• **Work to do**: Extract every record, exactly as written, and ignore the pictures.

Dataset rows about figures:
+++

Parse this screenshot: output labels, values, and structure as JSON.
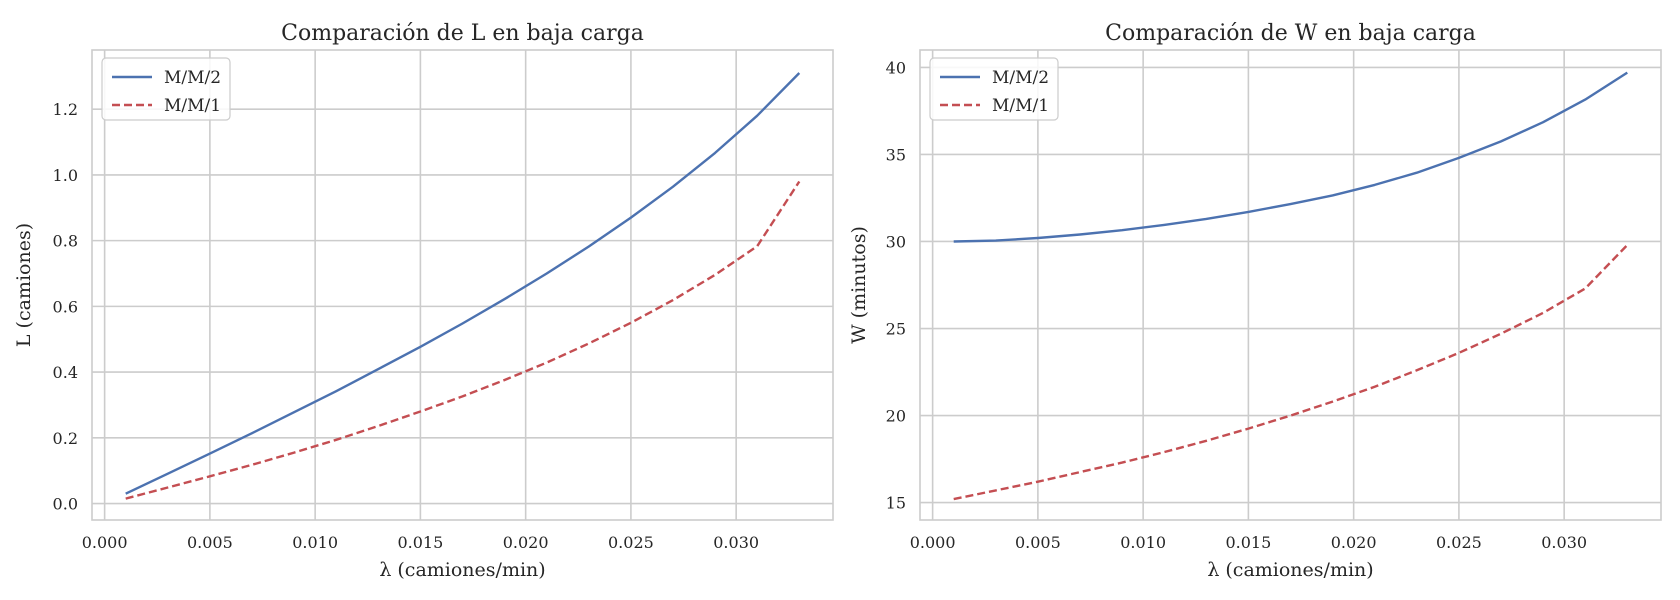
{
  "chart_data": [
    {
      "type": "line",
      "title": "Comparación de L en baja carga",
      "xlabel": "λ (camiones/min)",
      "ylabel": "L (camiones)",
      "xlim": [
        -0.0006,
        0.0346
      ],
      "ylim": [
        -0.05,
        1.38
      ],
      "xticks": [
        0.0,
        0.005,
        0.01,
        0.015,
        0.02,
        0.025,
        0.03
      ],
      "xtick_labels": [
        "0.000",
        "0.005",
        "0.010",
        "0.015",
        "0.020",
        "0.025",
        "0.030"
      ],
      "yticks": [
        0.0,
        0.2,
        0.4,
        0.6,
        0.8,
        1.0,
        1.2
      ],
      "ytick_labels": [
        "0.0",
        "0.2",
        "0.4",
        "0.6",
        "0.8",
        "1.0",
        "1.2"
      ],
      "grid": true,
      "legend_position": "upper left",
      "x": [
        0.001,
        0.003,
        0.005,
        0.007,
        0.009,
        0.011,
        0.013,
        0.015,
        0.017,
        0.019,
        0.021,
        0.023,
        0.025,
        0.027,
        0.029,
        0.031,
        0.033
      ],
      "series": [
        {
          "name": "M/M/2",
          "color": "#4c72b0",
          "style": "solid",
          "values": [
            0.03,
            0.091,
            0.152,
            0.214,
            0.278,
            0.342,
            0.409,
            0.477,
            0.548,
            0.622,
            0.7,
            0.782,
            0.87,
            0.964,
            1.067,
            1.18,
            1.31
          ]
        },
        {
          "name": "M/M/1",
          "color": "#c44e52",
          "style": "dashed",
          "values": [
            0.015,
            0.049,
            0.083,
            0.118,
            0.155,
            0.194,
            0.236,
            0.28,
            0.326,
            0.376,
            0.429,
            0.487,
            0.55,
            0.619,
            0.696,
            0.783,
            0.98
          ]
        }
      ]
    },
    {
      "type": "line",
      "title": "Comparación de W en baja carga",
      "xlabel": "λ (camiones/min)",
      "ylabel": "W (minutos)",
      "xlim": [
        -0.0006,
        0.0346
      ],
      "ylim": [
        14.0,
        41.0
      ],
      "xticks": [
        0.0,
        0.005,
        0.01,
        0.015,
        0.02,
        0.025,
        0.03
      ],
      "xtick_labels": [
        "0.000",
        "0.005",
        "0.010",
        "0.015",
        "0.020",
        "0.025",
        "0.030"
      ],
      "yticks": [
        15,
        20,
        25,
        30,
        35,
        40
      ],
      "ytick_labels": [
        "15",
        "20",
        "25",
        "30",
        "35",
        "40"
      ],
      "grid": true,
      "legend_position": "upper left",
      "x": [
        0.001,
        0.003,
        0.005,
        0.007,
        0.009,
        0.011,
        0.013,
        0.015,
        0.017,
        0.019,
        0.021,
        0.023,
        0.025,
        0.027,
        0.029,
        0.031,
        0.033
      ],
      "series": [
        {
          "name": "M/M/2",
          "color": "#4c72b0",
          "style": "solid",
          "values": [
            30.0,
            30.05,
            30.2,
            30.4,
            30.65,
            30.95,
            31.3,
            31.7,
            32.15,
            32.65,
            33.25,
            33.95,
            34.8,
            35.75,
            36.85,
            38.15,
            39.7
          ]
        },
        {
          "name": "M/M/1",
          "color": "#c44e52",
          "style": "dashed",
          "values": [
            15.2,
            15.7,
            16.2,
            16.75,
            17.3,
            17.9,
            18.55,
            19.25,
            20.0,
            20.8,
            21.65,
            22.6,
            23.6,
            24.7,
            25.9,
            27.3,
            29.8
          ]
        }
      ]
    }
  ]
}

+++

• **Final result**:
Parse this screenshot: output labels, values, and structure as JSON.
{
  "chart_data": [
    {
      "type": "line",
      "title": "Comparación de L en baja carga",
      "xlabel": "λ (camiones/min)",
      "ylabel": "L (camiones)",
      "xlim": [
        -0.0006,
        0.0346
      ],
      "ylim": [
        -0.05,
        1.38
      ],
      "xticks": [
        0.0,
        0.005,
        0.01,
        0.015,
        0.02,
        0.025,
        0.03
      ],
      "xtick_labels": [
        "0.000",
        "0.005",
        "0.010",
        "0.015",
        "0.020",
        "0.025",
        "0.030"
      ],
      "yticks": [
        0.0,
        0.2,
        0.4,
        0.6,
        0.8,
        1.0,
        1.2
      ],
      "ytick_labels": [
        "0.0",
        "0.2",
        "0.4",
        "0.6",
        "0.8",
        "1.0",
        "1.2"
      ],
      "grid": true,
      "legend_position": "upper left",
      "x": [
        0.001,
        0.003,
        0.005,
        0.007,
        0.009,
        0.011,
        0.013,
        0.015,
        0.017,
        0.019,
        0.021,
        0.023,
        0.025,
        0.027,
        0.029,
        0.031,
        0.033
      ],
      "series": [
        {
          "name": "M/M/2",
          "color": "#4c72b0",
          "style": "solid",
          "values": [
            0.03,
            0.091,
            0.152,
            0.214,
            0.278,
            0.342,
            0.409,
            0.477,
            0.548,
            0.622,
            0.7,
            0.782,
            0.87,
            0.964,
            1.067,
            1.18,
            1.31
          ]
        },
        {
          "name": "M/M/1",
          "color": "#c44e52",
          "style": "dashed",
          "values": [
            0.015,
            0.049,
            0.083,
            0.118,
            0.155,
            0.194,
            0.236,
            0.28,
            0.326,
            0.376,
            0.429,
            0.487,
            0.55,
            0.619,
            0.696,
            0.783,
            0.98
          ]
        }
      ]
    },
    {
      "type": "line",
      "title": "Comparación de W en baja carga",
      "xlabel": "λ (camiones/min)",
      "ylabel": "W (minutos)",
      "xlim": [
        -0.0006,
        0.0346
      ],
      "ylim": [
        14.0,
        41.0
      ],
      "xticks": [
        0.0,
        0.005,
        0.01,
        0.015,
        0.02,
        0.025,
        0.03
      ],
      "xtick_labels": [
        "0.000",
        "0.005",
        "0.010",
        "0.015",
        "0.020",
        "0.025",
        "0.030"
      ],
      "yticks": [
        15,
        20,
        25,
        30,
        35,
        40
      ],
      "ytick_labels": [
        "15",
        "20",
        "25",
        "30",
        "35",
        "40"
      ],
      "grid": true,
      "legend_position": "upper left",
      "x": [
        0.001,
        0.003,
        0.005,
        0.007,
        0.009,
        0.011,
        0.013,
        0.015,
        0.017,
        0.019,
        0.021,
        0.023,
        0.025,
        0.027,
        0.029,
        0.031,
        0.033
      ],
      "series": [
        {
          "name": "M/M/2",
          "color": "#4c72b0",
          "style": "solid",
          "values": [
            30.0,
            30.05,
            30.2,
            30.4,
            30.65,
            30.95,
            31.3,
            31.7,
            32.15,
            32.65,
            33.25,
            33.95,
            34.8,
            35.75,
            36.85,
            38.15,
            39.7
          ]
        },
        {
          "name": "M/M/1",
          "color": "#c44e52",
          "style": "dashed",
          "values": [
            15.2,
            15.7,
            16.2,
            16.75,
            17.3,
            17.9,
            18.55,
            19.25,
            20.0,
            20.8,
            21.65,
            22.6,
            23.6,
            24.7,
            25.9,
            27.3,
            29.8
          ]
        }
      ]
    }
  ]
}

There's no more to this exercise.